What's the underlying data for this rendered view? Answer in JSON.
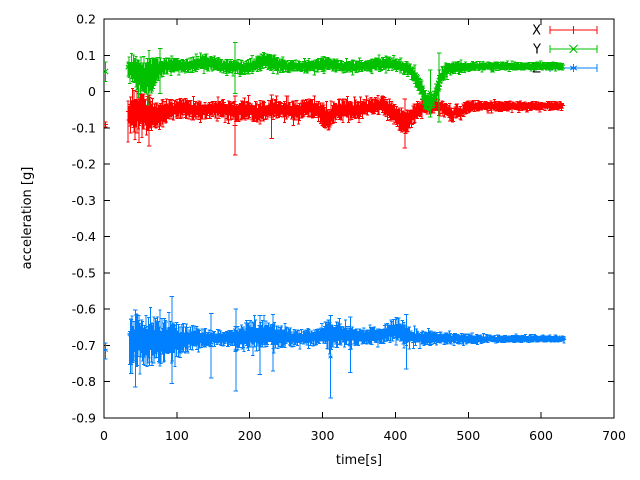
{
  "figure": {
    "background": "#ffffff",
    "axis_color": "#000000"
  },
  "chart_data": {
    "type": "scatter",
    "style": "gnuplot points with error bars",
    "title": "",
    "xlabel": "time[s]",
    "ylabel": "acceleration [g]",
    "xlim": [
      0,
      700
    ],
    "ylim": [
      -0.9,
      0.2
    ],
    "x_ticks": [
      0,
      100,
      200,
      300,
      400,
      500,
      600,
      700
    ],
    "x_tick_labels": [
      "0",
      "100",
      "200",
      "300",
      "400",
      "500",
      "600",
      "700"
    ],
    "y_ticks": [
      0.2,
      0.1,
      0,
      -0.1,
      -0.2,
      -0.3,
      -0.4,
      -0.5,
      -0.6,
      -0.7,
      -0.8,
      -0.9
    ],
    "y_tick_labels": [
      "0.2",
      "0.1",
      "0",
      "-0.1",
      "-0.2",
      "-0.3",
      "-0.4",
      "-0.5",
      "-0.6",
      "-0.7",
      "-0.8",
      "-0.9"
    ],
    "grid": false,
    "legend": {
      "position": "top-right-inside",
      "entries": [
        "X",
        "Y",
        "Z"
      ]
    },
    "series": [
      {
        "name": "X",
        "color": "#ff0000",
        "marker": "plus",
        "summary": "X acceleration: noisy band around -0.05 g from t=33s to t=630s",
        "first_point": {
          "t": 2,
          "y": -0.091,
          "err": [
            -0.098,
            -0.084
          ]
        },
        "range": [
          33,
          630
        ],
        "envelope": [
          [
            33,
            -0.07,
            0.055
          ],
          [
            38,
            -0.05,
            0.06
          ],
          [
            44,
            -0.06,
            0.06
          ],
          [
            50,
            -0.05,
            0.058
          ],
          [
            57,
            -0.068,
            0.055
          ],
          [
            64,
            -0.06,
            0.05
          ],
          [
            72,
            -0.065,
            0.048
          ],
          [
            80,
            -0.058,
            0.042
          ],
          [
            90,
            -0.052,
            0.032
          ],
          [
            100,
            -0.05,
            0.028
          ],
          [
            110,
            -0.045,
            0.028
          ],
          [
            120,
            -0.05,
            0.03
          ],
          [
            130,
            -0.052,
            0.028
          ],
          [
            140,
            -0.05,
            0.026
          ],
          [
            155,
            -0.048,
            0.026
          ],
          [
            170,
            -0.05,
            0.03
          ],
          [
            180,
            -0.055,
            0.035
          ],
          [
            190,
            -0.05,
            0.032
          ],
          [
            200,
            -0.048,
            0.03
          ],
          [
            210,
            -0.06,
            0.035
          ],
          [
            218,
            -0.055,
            0.032
          ],
          [
            228,
            -0.05,
            0.03
          ],
          [
            240,
            -0.048,
            0.028
          ],
          [
            252,
            -0.05,
            0.03
          ],
          [
            262,
            -0.055,
            0.032
          ],
          [
            272,
            -0.05,
            0.028
          ],
          [
            282,
            -0.045,
            0.026
          ],
          [
            292,
            -0.05,
            0.03
          ],
          [
            300,
            -0.065,
            0.035
          ],
          [
            308,
            -0.075,
            0.035
          ],
          [
            315,
            -0.06,
            0.032
          ],
          [
            322,
            -0.05,
            0.03
          ],
          [
            332,
            -0.048,
            0.028
          ],
          [
            342,
            -0.052,
            0.03
          ],
          [
            352,
            -0.05,
            0.028
          ],
          [
            362,
            -0.045,
            0.026
          ],
          [
            372,
            -0.04,
            0.026
          ],
          [
            382,
            -0.035,
            0.028
          ],
          [
            390,
            -0.045,
            0.028
          ],
          [
            398,
            -0.06,
            0.032
          ],
          [
            406,
            -0.075,
            0.035
          ],
          [
            414,
            -0.085,
            0.032
          ],
          [
            422,
            -0.07,
            0.03
          ],
          [
            430,
            -0.05,
            0.026
          ],
          [
            440,
            -0.042,
            0.022
          ],
          [
            452,
            -0.04,
            0.02
          ],
          [
            462,
            -0.042,
            0.02
          ],
          [
            472,
            -0.055,
            0.024
          ],
          [
            478,
            -0.07,
            0.022
          ],
          [
            484,
            -0.05,
            0.02
          ],
          [
            490,
            -0.06,
            0.022
          ],
          [
            496,
            -0.045,
            0.018
          ],
          [
            510,
            -0.04,
            0.016
          ],
          [
            530,
            -0.04,
            0.015
          ],
          [
            560,
            -0.04,
            0.014
          ],
          [
            590,
            -0.04,
            0.013
          ],
          [
            630,
            -0.04,
            0.013
          ]
        ],
        "outlier_bars": [
          [
            48,
            -0.14,
            -0.005
          ],
          [
            62,
            -0.15,
            -0.01
          ],
          [
            180,
            -0.175,
            -0.012
          ],
          [
            230,
            -0.13,
            -0.01
          ],
          [
            413,
            -0.155,
            -0.02
          ]
        ]
      },
      {
        "name": "Y",
        "color": "#00c000",
        "marker": "cross",
        "summary": "Y acceleration: band around +0.07 g with dip to -0.04 g near t=445s",
        "first_point": {
          "t": 2,
          "y": 0.055,
          "err": [
            0.028,
            0.082
          ]
        },
        "range": [
          33,
          630
        ],
        "envelope": [
          [
            33,
            0.065,
            0.04
          ],
          [
            40,
            0.06,
            0.045
          ],
          [
            47,
            0.05,
            0.052
          ],
          [
            55,
            0.04,
            0.06
          ],
          [
            62,
            0.038,
            0.06
          ],
          [
            68,
            0.05,
            0.048
          ],
          [
            75,
            0.062,
            0.032
          ],
          [
            85,
            0.07,
            0.024
          ],
          [
            95,
            0.072,
            0.02
          ],
          [
            110,
            0.07,
            0.02
          ],
          [
            125,
            0.075,
            0.022
          ],
          [
            140,
            0.08,
            0.024
          ],
          [
            152,
            0.078,
            0.022
          ],
          [
            162,
            0.07,
            0.02
          ],
          [
            172,
            0.068,
            0.02
          ],
          [
            182,
            0.07,
            0.022
          ],
          [
            192,
            0.065,
            0.02
          ],
          [
            202,
            0.07,
            0.022
          ],
          [
            212,
            0.078,
            0.025
          ],
          [
            222,
            0.085,
            0.026
          ],
          [
            232,
            0.08,
            0.024
          ],
          [
            242,
            0.072,
            0.02
          ],
          [
            252,
            0.068,
            0.018
          ],
          [
            265,
            0.07,
            0.018
          ],
          [
            278,
            0.068,
            0.018
          ],
          [
            290,
            0.07,
            0.019
          ],
          [
            300,
            0.075,
            0.021
          ],
          [
            308,
            0.08,
            0.022
          ],
          [
            316,
            0.073,
            0.019
          ],
          [
            326,
            0.068,
            0.018
          ],
          [
            338,
            0.068,
            0.018
          ],
          [
            350,
            0.07,
            0.018
          ],
          [
            362,
            0.072,
            0.019
          ],
          [
            374,
            0.075,
            0.02
          ],
          [
            386,
            0.078,
            0.021
          ],
          [
            396,
            0.075,
            0.02
          ],
          [
            406,
            0.07,
            0.019
          ],
          [
            414,
            0.065,
            0.02
          ],
          [
            422,
            0.055,
            0.024
          ],
          [
            430,
            0.03,
            0.028
          ],
          [
            437,
            0.0,
            0.03
          ],
          [
            443,
            -0.025,
            0.028
          ],
          [
            448,
            -0.035,
            0.025
          ],
          [
            453,
            -0.02,
            0.028
          ],
          [
            458,
            0.01,
            0.03
          ],
          [
            464,
            0.045,
            0.028
          ],
          [
            470,
            0.06,
            0.022
          ],
          [
            480,
            0.065,
            0.017
          ],
          [
            495,
            0.068,
            0.015
          ],
          [
            515,
            0.07,
            0.013
          ],
          [
            545,
            0.07,
            0.012
          ],
          [
            580,
            0.07,
            0.011
          ],
          [
            630,
            0.07,
            0.011
          ]
        ],
        "outlier_bars": [
          [
            77,
            -0.005,
            0.118
          ],
          [
            180,
            -0.005,
            0.135
          ],
          [
            448,
            -0.07,
            0.06
          ],
          [
            460,
            -0.084,
            0.106
          ]
        ]
      },
      {
        "name": "Z",
        "color": "#0080ff",
        "marker": "star",
        "summary": "Z acceleration: noisy band around -0.68 g, spread shrinking over time",
        "first_point": {
          "t": 2,
          "y": -0.713,
          "err": [
            -0.737,
            -0.693
          ]
        },
        "range": [
          35,
          632
        ],
        "envelope": [
          [
            35,
            -0.69,
            0.07
          ],
          [
            45,
            -0.685,
            0.075
          ],
          [
            55,
            -0.69,
            0.072
          ],
          [
            65,
            -0.685,
            0.072
          ],
          [
            75,
            -0.69,
            0.07
          ],
          [
            85,
            -0.685,
            0.065
          ],
          [
            95,
            -0.69,
            0.058
          ],
          [
            105,
            -0.685,
            0.048
          ],
          [
            115,
            -0.682,
            0.04
          ],
          [
            125,
            -0.68,
            0.034
          ],
          [
            135,
            -0.678,
            0.028
          ],
          [
            145,
            -0.68,
            0.025
          ],
          [
            158,
            -0.678,
            0.022
          ],
          [
            170,
            -0.68,
            0.025
          ],
          [
            180,
            -0.682,
            0.035
          ],
          [
            190,
            -0.678,
            0.04
          ],
          [
            200,
            -0.67,
            0.045
          ],
          [
            210,
            -0.675,
            0.045
          ],
          [
            220,
            -0.67,
            0.042
          ],
          [
            230,
            -0.672,
            0.04
          ],
          [
            240,
            -0.675,
            0.035
          ],
          [
            252,
            -0.678,
            0.028
          ],
          [
            265,
            -0.68,
            0.024
          ],
          [
            278,
            -0.678,
            0.024
          ],
          [
            290,
            -0.676,
            0.026
          ],
          [
            300,
            -0.67,
            0.035
          ],
          [
            308,
            -0.668,
            0.045
          ],
          [
            316,
            -0.672,
            0.04
          ],
          [
            325,
            -0.67,
            0.035
          ],
          [
            335,
            -0.672,
            0.032
          ],
          [
            345,
            -0.675,
            0.026
          ],
          [
            355,
            -0.676,
            0.024
          ],
          [
            365,
            -0.674,
            0.024
          ],
          [
            375,
            -0.672,
            0.026
          ],
          [
            385,
            -0.67,
            0.028
          ],
          [
            395,
            -0.66,
            0.032
          ],
          [
            403,
            -0.655,
            0.035
          ],
          [
            411,
            -0.665,
            0.033
          ],
          [
            419,
            -0.675,
            0.028
          ],
          [
            428,
            -0.678,
            0.024
          ],
          [
            440,
            -0.68,
            0.022
          ],
          [
            455,
            -0.68,
            0.019
          ],
          [
            470,
            -0.68,
            0.017
          ],
          [
            485,
            -0.681,
            0.015
          ],
          [
            500,
            -0.682,
            0.014
          ],
          [
            520,
            -0.682,
            0.012
          ],
          [
            545,
            -0.682,
            0.011
          ],
          [
            575,
            -0.682,
            0.01
          ],
          [
            605,
            -0.682,
            0.009
          ],
          [
            632,
            -0.682,
            0.009
          ]
        ],
        "outlier_bars": [
          [
            43,
            -0.815,
            -0.602
          ],
          [
            93,
            -0.805,
            -0.565
          ],
          [
            147,
            -0.79,
            -0.612
          ],
          [
            181,
            -0.825,
            -0.6
          ],
          [
            214,
            -0.78,
            -0.618
          ],
          [
            232,
            -0.77,
            -0.615
          ],
          [
            311,
            -0.845,
            -0.618
          ],
          [
            338,
            -0.775,
            -0.622
          ],
          [
            415,
            -0.765,
            -0.615
          ]
        ]
      }
    ]
  }
}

* * * * *

WRITTEN EXERCISE » A single figure is required: the number of lines above in which the word "band" occurs.

RESULT FOR THIS EXERCISE » 3